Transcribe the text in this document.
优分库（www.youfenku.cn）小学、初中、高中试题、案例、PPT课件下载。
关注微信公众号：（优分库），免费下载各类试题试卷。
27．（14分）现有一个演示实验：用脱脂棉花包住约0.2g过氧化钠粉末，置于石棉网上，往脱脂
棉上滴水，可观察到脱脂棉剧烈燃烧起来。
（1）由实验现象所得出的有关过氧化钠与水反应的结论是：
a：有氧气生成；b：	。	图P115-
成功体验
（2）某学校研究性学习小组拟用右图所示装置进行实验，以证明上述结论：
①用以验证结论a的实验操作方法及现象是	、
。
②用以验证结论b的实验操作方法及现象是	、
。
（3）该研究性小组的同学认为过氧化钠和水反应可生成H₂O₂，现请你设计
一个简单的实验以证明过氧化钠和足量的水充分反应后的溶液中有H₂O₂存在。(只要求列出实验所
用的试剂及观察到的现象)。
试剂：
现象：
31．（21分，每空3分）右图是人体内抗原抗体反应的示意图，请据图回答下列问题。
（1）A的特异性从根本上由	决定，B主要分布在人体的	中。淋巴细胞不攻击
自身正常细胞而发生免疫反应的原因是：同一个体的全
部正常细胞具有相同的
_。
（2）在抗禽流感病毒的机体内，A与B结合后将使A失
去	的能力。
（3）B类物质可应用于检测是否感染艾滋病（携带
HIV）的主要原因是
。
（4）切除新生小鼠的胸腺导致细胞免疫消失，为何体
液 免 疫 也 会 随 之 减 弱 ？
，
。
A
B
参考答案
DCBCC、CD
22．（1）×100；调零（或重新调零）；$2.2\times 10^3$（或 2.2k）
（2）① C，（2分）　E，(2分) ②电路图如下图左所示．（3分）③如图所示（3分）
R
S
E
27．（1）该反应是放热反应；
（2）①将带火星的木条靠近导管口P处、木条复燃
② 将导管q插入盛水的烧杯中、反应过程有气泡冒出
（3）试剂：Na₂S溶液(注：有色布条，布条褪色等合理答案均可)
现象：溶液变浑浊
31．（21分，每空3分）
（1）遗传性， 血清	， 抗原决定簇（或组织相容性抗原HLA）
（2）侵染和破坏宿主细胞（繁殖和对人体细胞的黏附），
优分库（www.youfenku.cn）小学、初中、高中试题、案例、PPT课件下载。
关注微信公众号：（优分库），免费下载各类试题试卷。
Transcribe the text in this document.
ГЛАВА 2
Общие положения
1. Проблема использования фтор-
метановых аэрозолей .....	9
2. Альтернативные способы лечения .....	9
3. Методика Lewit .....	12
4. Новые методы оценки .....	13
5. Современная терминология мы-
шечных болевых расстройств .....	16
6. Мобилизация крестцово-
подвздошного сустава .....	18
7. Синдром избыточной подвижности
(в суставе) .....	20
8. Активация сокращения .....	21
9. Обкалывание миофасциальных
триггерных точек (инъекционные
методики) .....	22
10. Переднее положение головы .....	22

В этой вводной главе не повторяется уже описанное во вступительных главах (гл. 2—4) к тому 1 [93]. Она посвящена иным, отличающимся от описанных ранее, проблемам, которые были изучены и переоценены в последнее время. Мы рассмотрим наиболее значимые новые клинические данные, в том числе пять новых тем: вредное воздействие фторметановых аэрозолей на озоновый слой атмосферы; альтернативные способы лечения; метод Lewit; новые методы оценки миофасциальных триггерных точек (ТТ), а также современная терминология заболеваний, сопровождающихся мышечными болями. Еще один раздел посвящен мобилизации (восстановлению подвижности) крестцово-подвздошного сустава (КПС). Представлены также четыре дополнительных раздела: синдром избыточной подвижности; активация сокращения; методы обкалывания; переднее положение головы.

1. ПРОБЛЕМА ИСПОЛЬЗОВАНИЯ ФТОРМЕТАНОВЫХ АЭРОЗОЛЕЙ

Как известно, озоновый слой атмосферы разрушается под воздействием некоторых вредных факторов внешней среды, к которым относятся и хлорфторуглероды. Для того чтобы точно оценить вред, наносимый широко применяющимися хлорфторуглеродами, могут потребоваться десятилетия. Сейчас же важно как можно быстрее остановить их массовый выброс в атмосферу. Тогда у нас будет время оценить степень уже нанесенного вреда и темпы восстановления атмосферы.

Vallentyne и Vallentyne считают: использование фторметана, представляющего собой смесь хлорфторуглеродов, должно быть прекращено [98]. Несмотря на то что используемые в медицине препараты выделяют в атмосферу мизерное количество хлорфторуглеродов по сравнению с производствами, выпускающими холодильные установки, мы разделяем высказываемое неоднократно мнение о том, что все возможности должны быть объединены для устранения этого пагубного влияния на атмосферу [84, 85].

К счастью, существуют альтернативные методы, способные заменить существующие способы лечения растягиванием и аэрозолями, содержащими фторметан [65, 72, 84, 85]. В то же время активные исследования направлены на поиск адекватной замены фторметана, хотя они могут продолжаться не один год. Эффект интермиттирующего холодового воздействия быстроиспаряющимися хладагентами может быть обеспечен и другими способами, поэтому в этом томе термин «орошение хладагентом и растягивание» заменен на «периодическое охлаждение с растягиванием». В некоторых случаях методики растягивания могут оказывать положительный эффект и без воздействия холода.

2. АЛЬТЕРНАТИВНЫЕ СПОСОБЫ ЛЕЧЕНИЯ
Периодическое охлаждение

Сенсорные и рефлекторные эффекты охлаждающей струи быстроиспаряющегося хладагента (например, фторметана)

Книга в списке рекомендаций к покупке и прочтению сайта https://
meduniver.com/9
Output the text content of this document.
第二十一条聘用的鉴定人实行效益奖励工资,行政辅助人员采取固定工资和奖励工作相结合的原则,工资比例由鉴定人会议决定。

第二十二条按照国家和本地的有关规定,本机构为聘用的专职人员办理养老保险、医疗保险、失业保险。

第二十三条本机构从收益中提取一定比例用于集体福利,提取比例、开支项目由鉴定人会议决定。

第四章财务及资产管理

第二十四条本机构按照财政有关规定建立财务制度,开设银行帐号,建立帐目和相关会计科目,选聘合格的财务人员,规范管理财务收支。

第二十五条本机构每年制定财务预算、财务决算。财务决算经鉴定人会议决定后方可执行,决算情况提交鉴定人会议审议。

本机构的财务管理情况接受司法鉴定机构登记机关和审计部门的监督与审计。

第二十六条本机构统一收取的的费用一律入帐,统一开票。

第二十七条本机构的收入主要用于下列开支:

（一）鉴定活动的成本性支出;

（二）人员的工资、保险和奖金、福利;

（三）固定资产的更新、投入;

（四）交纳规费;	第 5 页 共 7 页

• • •

• _Exercise requirements_: Set down the material above again, word for word.

• _Result of this task_:
Transcribe the text in this document.
优分库（www.youfenku.cn）小学、初中、高中试题、案例、PPT课件下载。
关注微信公众号：（优分库），免费下载各类试题试卷。
27．（14分）现有一个演示实验：用脱脂棉花包住约0.2g过氧化钠粉末，置于石棉网上，往脱脂
棉上滴水，可观察到脱脂棉剧烈燃烧起来。
（1）由实验现象所得出的有关过氧化钠与水反应的结论是：
a：有氧气生成；b：	。	图P115-
成功体验
（2）某学校研究性学习小组拟用右图所示装置进行实验，以证明上述结论：
①用以验证结论a的实验操作方法及现象是	、
。
②用以验证结论b的实验操作方法及现象是	、
。
（3）该研究性小组的同学认为过氧化钠和水反应可生成H₂O₂，现请你设计
一个简单的实验以证明过氧化钠和足量的水充分反应后的溶液中有H₂O₂存在。(只要求列出实验所
用的试剂及观察到的现象)。
试剂：
现象：
31．（21分，每空3分）右图是人体内抗原抗体反应的示意图，请据图回答下列问题。
（1）A的特异性从根本上由	决定，B主要分布在人体的	中。淋巴细胞不攻击
自身正常细胞而发生免疫反应的原因是：同一个体的全
部正常细胞具有相同的
_。
（2）在抗禽流感病毒的机体内，A与B结合后将使A失
去	的能力。
（3）B类物质可应用于检测是否感染艾滋病（携带
HIV）的主要原因是
。
（4）切除新生小鼠的胸腺导致细胞免疫消失，为何体
液 免 疫 也 会 随 之 减 弱 ？
，
。
A
B
参考答案
DCBCC、CD
22．（1）×100；调零（或重新调零）；$2.2\times 10^3$（或 2.2k）
（2）① C，（2分）　E，(2分) ②电路图如下图左所示．（3分）③如图所示（3分）
R
S
E
27．（1）该反应是放热反应；
（2）①将带火星的木条靠近导管口P处、木条复燃
② 将导管q插入盛水的烧杯中、反应过程有气泡冒出
（3）试剂：Na₂S溶液(注：有色布条，布条褪色等合理答案均可)
现象：溶液变浑浊
31．（21分，每空3分）
（1）遗传性， 血清	， 抗原决定簇（或组织相容性抗原HLA）
（2）侵染和破坏宿主细胞（繁殖和对人体细胞的黏附），
优分库（www.youfenku.cn）小学、初中、高中试题、案例、PPT课件下载。
关注微信公众号：（优分库），免费下载各类试题试卷。
Transcribe the text in this document.
ГЛАВА 2
Общие положения
1. Проблема использования фтор-
метановых аэрозолей .....	9
2. Альтернативные способы лечения .....	9
3. Методика Lewit .....	12
4. Новые методы оценки .....	13
5. Современная терминология мы-
шечных болевых расстройств .....	16
6. Мобилизация крестцово-
подвздошного сустава .....	18
7. Синдром избыточной подвижности
(в суставе) .....	20
8. Активация сокращения .....	21
9. Обкалывание миофасциальных
триггерных точек (инъекционные
методики) .....	22
10. Переднее положение головы .....	22

В этой вводной главе не повторяется уже описанное во вступительных главах (гл. 2—4) к тому 1 [93]. Она посвящена иным, отличающимся от описанных ранее, проблемам, которые были изучены и переоценены в последнее время. Мы рассмотрим наиболее значимые новые клинические данные, в том числе пять новых тем: вредное воздействие фторметановых аэрозолей на озоновый слой атмосферы; альтернативные способы лечения; метод Lewit; новые методы оценки миофасциальных триггерных точек (ТТ), а также современная терминология заболеваний, сопровождающихся мышечными болями. Еще один раздел посвящен мобилизации (восстановлению подвижности) крестцово-подвздошного сустава (КПС). Представлены также четыре дополнительных раздела: синдром избыточной подвижности; активация сокращения; методы обкалывания; переднее положение головы.

1. ПРОБЛЕМА ИСПОЛЬЗОВАНИЯ ФТОРМЕТАНОВЫХ АЭРОЗОЛЕЙ

Как известно, озоновый слой атмосферы разрушается под воздействием некоторых вредных факторов внешней среды, к которым относятся и хлорфторуглероды. Для того чтобы точно оценить вред, наносимый широко применяющимися хлорфторуглеродами, могут потребоваться десятилетия. Сейчас же важно как можно быстрее остановить их массовый выброс в атмосферу. Тогда у нас будет время оценить степень уже нанесенного вреда и темпы восстановления атмосферы.

Vallentyne и Vallentyne считают: использование фторметана, представляющего собой смесь хлорфторуглеродов, должно быть прекращено [98]. Несмотря на то что используемые в медицине препараты выделяют в атмосферу мизерное количество хлорфторуглеродов по сравнению с производствами, выпускающими холодильные установки, мы разделяем высказываемое неоднократно мнение о том, что все возможности должны быть объединены для устранения этого пагубного влияния на атмосферу [84, 85].

К счастью, существуют альтернативные методы, способные заменить существующие способы лечения растягиванием и аэрозолями, содержащими фторметан [65, 72, 84, 85]. В то же время активные исследования направлены на поиск адекватной замены фторметана, хотя они могут продолжаться не один год. Эффект интермиттирующего холодового воздействия быстроиспаряющимися хладагентами может быть обеспечен и другими способами, поэтому в этом томе термин «орошение хладагентом и растягивание» заменен на «периодическое охлаждение с растягиванием». В некоторых случаях методики растягивания могут оказывать положительный эффект и без воздействия холода.

2. АЛЬТЕРНАТИВНЫЕ СПОСОБЫ ЛЕЧЕНИЯ
Периодическое охлаждение

Сенсорные и рефлекторные эффекты охлаждающей струи быстроиспаряющегося хладагента (например, фторметана)

Книга в списке рекомендаций к покупке и прочтению сайта https://
meduniver.com/9
Output the text content of this document.
第二十一条聘用的鉴定人实行效益奖励工资,行政辅助人员采取固定工资和奖励工作相结合的原则,工资比例由鉴定人会议决定。

第二十二条按照国家和本地的有关规定,本机构为聘用的专职人员办理养老保险、医疗保险、失业保险。

第二十三条本机构从收益中提取一定比例用于集体福利,提取比例、开支项目由鉴定人会议决定。

第四章财务及资产管理

第二十四条本机构按照财政有关规定建立财务制度,开设银行帐号,建立帐目和相关会计科目,选聘合格的财务人员,规范管理财务收支。

第二十五条本机构每年制定财务预算、财务决算。财务决算经鉴定人会议决定后方可执行,决算情况提交鉴定人会议审议。

本机构的财务管理情况接受司法鉴定机构登记机关和审计部门的监督与审计。

第二十六条本机构统一收取的的费用一律入帐,统一开票。

第二十七条本机构的收入主要用于下列开支:

（一）鉴定活动的成本性支出;

（二）人员的工资、保险和奖金、福利;

（三）固定资产的更新、投入;

（四）交纳规费;	第 5 页 共 7 页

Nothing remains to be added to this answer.